Retype all the records with nothing changed.

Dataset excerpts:
=====
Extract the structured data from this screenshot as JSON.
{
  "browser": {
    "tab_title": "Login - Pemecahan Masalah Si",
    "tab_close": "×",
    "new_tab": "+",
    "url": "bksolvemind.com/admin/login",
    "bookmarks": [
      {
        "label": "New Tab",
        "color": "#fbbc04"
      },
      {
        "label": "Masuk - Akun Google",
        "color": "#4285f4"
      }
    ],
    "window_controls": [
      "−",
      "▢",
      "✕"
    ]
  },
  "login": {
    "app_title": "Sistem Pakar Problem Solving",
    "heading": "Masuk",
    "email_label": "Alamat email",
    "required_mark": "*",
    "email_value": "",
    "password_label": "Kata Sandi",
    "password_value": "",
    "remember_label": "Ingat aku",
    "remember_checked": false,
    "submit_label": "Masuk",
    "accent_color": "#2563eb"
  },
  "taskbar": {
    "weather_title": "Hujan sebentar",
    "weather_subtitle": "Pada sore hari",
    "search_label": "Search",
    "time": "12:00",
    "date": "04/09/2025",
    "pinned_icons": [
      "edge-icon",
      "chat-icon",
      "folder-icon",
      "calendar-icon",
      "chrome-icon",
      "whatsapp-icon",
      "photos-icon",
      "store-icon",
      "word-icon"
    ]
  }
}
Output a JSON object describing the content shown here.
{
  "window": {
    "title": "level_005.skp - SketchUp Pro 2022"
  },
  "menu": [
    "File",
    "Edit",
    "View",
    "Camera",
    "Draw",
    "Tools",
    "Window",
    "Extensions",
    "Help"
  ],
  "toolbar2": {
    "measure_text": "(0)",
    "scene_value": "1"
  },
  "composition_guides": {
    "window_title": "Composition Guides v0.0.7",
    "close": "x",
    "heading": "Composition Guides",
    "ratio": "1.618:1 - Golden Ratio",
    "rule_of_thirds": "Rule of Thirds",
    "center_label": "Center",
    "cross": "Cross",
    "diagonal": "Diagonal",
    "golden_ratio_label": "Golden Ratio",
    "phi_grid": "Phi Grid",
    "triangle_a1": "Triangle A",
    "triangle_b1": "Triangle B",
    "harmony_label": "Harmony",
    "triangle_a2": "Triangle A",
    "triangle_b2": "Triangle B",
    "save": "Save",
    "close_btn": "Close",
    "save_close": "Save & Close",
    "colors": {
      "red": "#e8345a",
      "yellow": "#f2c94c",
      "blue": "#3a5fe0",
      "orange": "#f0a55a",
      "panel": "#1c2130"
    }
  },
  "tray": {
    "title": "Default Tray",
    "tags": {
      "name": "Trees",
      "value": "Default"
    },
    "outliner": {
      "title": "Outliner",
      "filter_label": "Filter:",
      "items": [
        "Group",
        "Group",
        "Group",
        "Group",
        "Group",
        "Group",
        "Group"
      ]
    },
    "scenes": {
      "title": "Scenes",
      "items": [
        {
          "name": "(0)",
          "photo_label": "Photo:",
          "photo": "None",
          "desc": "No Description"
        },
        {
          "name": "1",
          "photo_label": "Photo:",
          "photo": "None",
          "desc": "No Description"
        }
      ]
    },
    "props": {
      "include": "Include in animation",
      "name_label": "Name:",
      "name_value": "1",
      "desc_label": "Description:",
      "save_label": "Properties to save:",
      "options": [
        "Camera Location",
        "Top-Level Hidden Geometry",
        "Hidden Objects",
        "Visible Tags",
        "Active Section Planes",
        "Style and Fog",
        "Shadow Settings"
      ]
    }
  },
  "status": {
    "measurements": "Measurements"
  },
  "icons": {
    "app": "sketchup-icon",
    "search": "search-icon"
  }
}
=====
# THE ANSWER
Extract the structured data from this screenshot as JSON.
{
  "browser": {
    "tab_title": "Login - Pemecahan Masalah Si",
    "tab_close": "×",
    "new_tab": "+",
    "url": "bksolvemind.com/admin/login",
    "bookmarks": [
      {
        "label": "New Tab",
        "color": "#fbbc04"
      },
      {
        "label": "Masuk - Akun Google",
        "color": "#4285f4"
      }
    ],
    "window_controls": [
      "−",
      "▢",
      "✕"
    ]
  },
  "login": {
    "app_title": "Sistem Pakar Problem Solving",
    "heading": "Masuk",
    "email_label": "Alamat email",
    "required_mark": "*",
    "email_value": "",
    "password_label": "Kata Sandi",
    "password_value": "",
    "remember_label": "Ingat aku",
    "remember_checked": false,
    "submit_label": "Masuk",
    "accent_color": "#2563eb"
  },
  "taskbar": {
    "weather_title": "Hujan sebentar",
    "weather_subtitle": "Pada sore hari",
    "search_label": "Search",
    "time": "12:00",
    "date": "04/09/2025",
    "pinned_icons": [
      "edge-icon",
      "chat-icon",
      "folder-icon",
      "calendar-icon",
      "chrome-icon",
      "whatsapp-icon",
      "photos-icon",
      "store-icon",
      "word-icon"
    ]
  }
}
Output a JSON object describing the content shown here.
{
  "window": {
    "title": "level_005.skp - SketchUp Pro 2022"
  },
  "menu": [
    "File",
    "Edit",
    "View",
    "Camera",
    "Draw",
    "Tools",
    "Window",
    "Extensions",
    "Help"
  ],
  "toolbar2": {
    "measure_text": "(0)",
    "scene_value": "1"
  },
  "composition_guides": {
    "window_title": "Composition Guides v0.0.7",
    "close": "x",
    "heading": "Composition Guides",
    "ratio": "1.618:1 - Golden Ratio",
    "rule_of_thirds": "Rule of Thirds",
    "center_label": "Center",
    "cross": "Cross",
    "diagonal": "Diagonal",
    "golden_ratio_label": "Golden Ratio",
    "phi_grid": "Phi Grid",
    "triangle_a1": "Triangle A",
    "triangle_b1": "Triangle B",
    "harmony_label": "Harmony",
    "triangle_a2": "Triangle A",
    "triangle_b2": "Triangle B",
    "save": "Save",
    "close_btn": "Close",
    "save_close": "Save & Close",
    "colors": {
      "red": "#e8345a",
      "yellow": "#f2c94c",
      "blue": "#3a5fe0",
      "orange": "#f0a55a",
      "panel": "#1c2130"
    }
  },
  "tray": {
    "title": "Default Tray",
    "tags": {
      "name": "Trees",
      "value": "Default"
    },
    "outliner": {
      "title": "Outliner",
      "filter_label": "Filter:",
      "items": [
        "Group",
        "Group",
        "Group",
        "Group",
        "Group",
        "Group",
        "Group"
      ]
    },
    "scenes": {
      "title": "Scenes",
      "items": [
        {
          "name": "(0)",
          "photo_label": "Photo:",
          "photo": "None",
          "desc": "No Description"
        },
        {
          "name": "1",
          "photo_label": "Photo:",
          "photo": "None",
          "desc": "No Description"
        }
      ]
    },
    "props": {
      "include": "Include in animation",
      "name_label": "Name:",
      "name_value": "1",
      "desc_label": "Description:",
      "save_label": "Properties to save:",
      "options": [
        "Camera Location",
        "Top-Level Hidden Geometry",
        "Hidden Objects",
        "Visible Tags",
        "Active Section Planes",
        "Style and Fog",
        "Shadow Settings"
      ]
    }
  },
  "status": {
    "measurements": "Measurements"
  },
  "icons": {
    "app": "sketchup-icon",
    "search": "search-icon"
  }
}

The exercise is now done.